■ **Requirements**:
The entries below are to be repeated exactly as they stand.

■ **Figure data in JSON**:
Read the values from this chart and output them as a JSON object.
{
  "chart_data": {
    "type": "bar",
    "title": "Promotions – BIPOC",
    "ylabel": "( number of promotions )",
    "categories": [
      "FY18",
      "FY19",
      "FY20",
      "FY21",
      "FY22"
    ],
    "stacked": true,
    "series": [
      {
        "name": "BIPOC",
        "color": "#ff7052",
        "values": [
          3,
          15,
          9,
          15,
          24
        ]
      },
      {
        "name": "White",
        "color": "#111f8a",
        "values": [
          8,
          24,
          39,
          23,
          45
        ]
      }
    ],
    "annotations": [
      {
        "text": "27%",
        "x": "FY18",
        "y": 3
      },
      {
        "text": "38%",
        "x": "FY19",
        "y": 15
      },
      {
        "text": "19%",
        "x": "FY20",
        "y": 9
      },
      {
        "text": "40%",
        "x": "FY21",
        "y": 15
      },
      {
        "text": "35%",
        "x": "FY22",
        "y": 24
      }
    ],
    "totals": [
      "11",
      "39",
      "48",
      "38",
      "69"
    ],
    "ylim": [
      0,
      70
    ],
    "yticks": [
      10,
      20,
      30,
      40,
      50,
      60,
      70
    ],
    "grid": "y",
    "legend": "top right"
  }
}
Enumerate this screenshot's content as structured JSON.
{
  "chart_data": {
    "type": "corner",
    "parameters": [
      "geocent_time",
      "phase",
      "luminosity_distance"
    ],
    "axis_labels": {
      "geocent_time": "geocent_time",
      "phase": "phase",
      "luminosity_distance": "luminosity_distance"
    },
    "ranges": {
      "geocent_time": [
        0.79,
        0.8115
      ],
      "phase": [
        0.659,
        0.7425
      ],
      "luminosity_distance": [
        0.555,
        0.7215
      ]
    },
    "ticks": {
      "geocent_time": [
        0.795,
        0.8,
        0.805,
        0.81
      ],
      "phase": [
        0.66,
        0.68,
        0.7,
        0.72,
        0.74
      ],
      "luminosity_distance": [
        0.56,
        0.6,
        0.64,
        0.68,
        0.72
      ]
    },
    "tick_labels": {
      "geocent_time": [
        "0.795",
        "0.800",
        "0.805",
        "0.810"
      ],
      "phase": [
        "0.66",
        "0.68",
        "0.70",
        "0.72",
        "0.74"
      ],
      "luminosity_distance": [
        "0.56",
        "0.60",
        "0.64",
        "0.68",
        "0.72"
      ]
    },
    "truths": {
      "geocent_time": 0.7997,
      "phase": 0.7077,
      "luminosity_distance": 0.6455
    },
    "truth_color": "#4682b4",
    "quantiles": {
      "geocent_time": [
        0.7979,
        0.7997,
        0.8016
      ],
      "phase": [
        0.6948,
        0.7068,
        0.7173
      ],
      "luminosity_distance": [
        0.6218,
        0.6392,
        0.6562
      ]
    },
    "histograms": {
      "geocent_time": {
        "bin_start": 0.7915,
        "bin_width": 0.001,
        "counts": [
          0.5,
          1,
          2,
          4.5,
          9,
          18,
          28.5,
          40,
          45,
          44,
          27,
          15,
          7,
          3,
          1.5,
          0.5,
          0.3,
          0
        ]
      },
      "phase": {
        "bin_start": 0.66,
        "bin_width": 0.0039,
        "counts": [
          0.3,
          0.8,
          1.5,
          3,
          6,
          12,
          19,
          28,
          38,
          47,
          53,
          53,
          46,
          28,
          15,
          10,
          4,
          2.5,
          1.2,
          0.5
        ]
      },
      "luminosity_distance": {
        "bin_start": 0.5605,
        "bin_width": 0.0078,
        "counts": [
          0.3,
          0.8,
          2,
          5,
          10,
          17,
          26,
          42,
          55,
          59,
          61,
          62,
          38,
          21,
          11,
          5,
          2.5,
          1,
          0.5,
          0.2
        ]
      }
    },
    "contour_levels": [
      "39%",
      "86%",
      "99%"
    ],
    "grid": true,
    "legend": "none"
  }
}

■ **Result of the exercise**:
Read the values from this chart and output them as a JSON object.
{
  "chart_data": {
    "type": "bar",
    "title": "Promotions – BIPOC",
    "ylabel": "( number of promotions )",
    "categories": [
      "FY18",
      "FY19",
      "FY20",
      "FY21",
      "FY22"
    ],
    "stacked": true,
    "series": [
      {
        "name": "BIPOC",
        "color": "#ff7052",
        "values": [
          3,
          15,
          9,
          15,
          24
        ]
      },
      {
        "name": "White",
        "color": "#111f8a",
        "values": [
          8,
          24,
          39,
          23,
          45
        ]
      }
    ],
    "annotations": [
      {
        "text": "27%",
        "x": "FY18",
        "y": 3
      },
      {
        "text": "38%",
        "x": "FY19",
        "y": 15
      },
      {
        "text": "19%",
        "x": "FY20",
        "y": 9
      },
      {
        "text": "40%",
        "x": "FY21",
        "y": 15
      },
      {
        "text": "35%",
        "x": "FY22",
        "y": 24
      }
    ],
    "totals": [
      "11",
      "39",
      "48",
      "38",
      "69"
    ],
    "ylim": [
      0,
      70
    ],
    "yticks": [
      10,
      20,
      30,
      40,
      50,
      60,
      70
    ],
    "grid": "y",
    "legend": "top right"
  }
}
Enumerate this screenshot's content as structured JSON.
{
  "chart_data": {
    "type": "corner",
    "parameters": [
      "geocent_time",
      "phase",
      "luminosity_distance"
    ],
    "axis_labels": {
      "geocent_time": "geocent_time",
      "phase": "phase",
      "luminosity_distance": "luminosity_distance"
    },
    "ranges": {
      "geocent_time": [
        0.79,
        0.8115
      ],
      "phase": [
        0.659,
        0.7425
      ],
      "luminosity_distance": [
        0.555,
        0.7215
      ]
    },
    "ticks": {
      "geocent_time": [
        0.795,
        0.8,
        0.805,
        0.81
      ],
      "phase": [
        0.66,
        0.68,
        0.7,
        0.72,
        0.74
      ],
      "luminosity_distance": [
        0.56,
        0.6,
        0.64,
        0.68,
        0.72
      ]
    },
    "tick_labels": {
      "geocent_time": [
        "0.795",
        "0.800",
        "0.805",
        "0.810"
      ],
      "phase": [
        "0.66",
        "0.68",
        "0.70",
        "0.72",
        "0.74"
      ],
      "luminosity_distance": [
        "0.56",
        "0.60",
        "0.64",
        "0.68",
        "0.72"
      ]
    },
    "truths": {
      "geocent_time": 0.7997,
      "phase": 0.7077,
      "luminosity_distance": 0.6455
    },
    "truth_color": "#4682b4",
    "quantiles": {
      "geocent_time": [
        0.7979,
        0.7997,
        0.8016
      ],
      "phase": [
        0.6948,
        0.7068,
        0.7173
      ],
      "luminosity_distance": [
        0.6218,
        0.6392,
        0.6562
      ]
    },
    "histograms": {
      "geocent_time": {
        "bin_start": 0.7915,
        "bin_width": 0.001,
        "counts": [
          0.5,
          1,
          2,
          4.5,
          9,
          18,
          28.5,
          40,
          45,
          44,
          27,
          15,
          7,
          3,
          1.5,
          0.5,
          0.3,
          0
        ]
      },
      "phase": {
        "bin_start": 0.66,
        "bin_width": 0.0039,
        "counts": [
          0.3,
          0.8,
          1.5,
          3,
          6,
          12,
          19,
          28,
          38,
          47,
          53,
          53,
          46,
          28,
          15,
          10,
          4,
          2.5,
          1.2,
          0.5
        ]
      },
      "luminosity_distance": {
        "bin_start": 0.5605,
        "bin_width": 0.0078,
        "counts": [
          0.3,
          0.8,
          2,
          5,
          10,
          17,
          26,
          42,
          55,
          59,
          61,
          62,
          38,
          21,
          11,
          5,
          2.5,
          1,
          0.5,
          0.2
        ]
      }
    },
    "contour_levels": [
      "39%",
      "86%",
      "99%"
    ],
    "grid": true,
    "legend": "none"
  }
}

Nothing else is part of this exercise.